Write out, precisely and in full, each line of the material.

**Part of a data file:**
● ● ●

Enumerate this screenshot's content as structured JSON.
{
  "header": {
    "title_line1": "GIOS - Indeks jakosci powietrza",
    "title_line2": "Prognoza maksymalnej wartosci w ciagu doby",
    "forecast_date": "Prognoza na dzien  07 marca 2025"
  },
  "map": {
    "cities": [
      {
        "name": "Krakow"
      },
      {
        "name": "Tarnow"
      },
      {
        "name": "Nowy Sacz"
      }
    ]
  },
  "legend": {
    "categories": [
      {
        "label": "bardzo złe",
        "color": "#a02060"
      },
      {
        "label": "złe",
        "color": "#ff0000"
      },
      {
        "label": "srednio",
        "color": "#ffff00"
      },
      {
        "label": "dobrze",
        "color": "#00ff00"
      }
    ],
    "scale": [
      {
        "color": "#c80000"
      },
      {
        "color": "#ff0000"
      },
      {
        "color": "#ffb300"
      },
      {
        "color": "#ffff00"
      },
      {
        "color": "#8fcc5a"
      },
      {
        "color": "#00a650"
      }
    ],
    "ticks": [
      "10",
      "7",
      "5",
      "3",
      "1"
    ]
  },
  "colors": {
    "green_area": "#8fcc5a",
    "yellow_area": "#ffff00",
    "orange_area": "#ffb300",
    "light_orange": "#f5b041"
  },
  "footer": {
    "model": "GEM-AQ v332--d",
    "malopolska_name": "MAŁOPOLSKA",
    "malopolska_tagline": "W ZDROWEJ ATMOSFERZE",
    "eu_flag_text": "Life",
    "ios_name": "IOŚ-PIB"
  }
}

● ● ●

**Reply to the task:**
Enumerate this screenshot's content as structured JSON.
{
  "header": {
    "title_line1": "GIOS - Indeks jakosci powietrza",
    "title_line2": "Prognoza maksymalnej wartosci w ciagu doby",
    "forecast_date": "Prognoza na dzien  07 marca 2025"
  },
  "map": {
    "cities": [
      {
        "name": "Krakow"
      },
      {
        "name": "Tarnow"
      },
      {
        "name": "Nowy Sacz"
      }
    ]
  },
  "legend": {
    "categories": [
      {
        "label": "bardzo złe",
        "color": "#a02060"
      },
      {
        "label": "złe",
        "color": "#ff0000"
      },
      {
        "label": "srednio",
        "color": "#ffff00"
      },
      {
        "label": "dobrze",
        "color": "#00ff00"
      }
    ],
    "scale": [
      {
        "color": "#c80000"
      },
      {
        "color": "#ff0000"
      },
      {
        "color": "#ffb300"
      },
      {
        "color": "#ffff00"
      },
      {
        "color": "#8fcc5a"
      },
      {
        "color": "#00a650"
      }
    ],
    "ticks": [
      "10",
      "7",
      "5",
      "3",
      "1"
    ]
  },
  "colors": {
    "green_area": "#8fcc5a",
    "yellow_area": "#ffff00",
    "orange_area": "#ffb300",
    "light_orange": "#f5b041"
  },
  "footer": {
    "model": "GEM-AQ v332--d",
    "malopolska_name": "MAŁOPOLSKA",
    "malopolska_tagline": "W ZDROWEJ ATMOSFERZE",
    "eu_flag_text": "Life",
    "ios_name": "IOŚ-PIB"
  }
}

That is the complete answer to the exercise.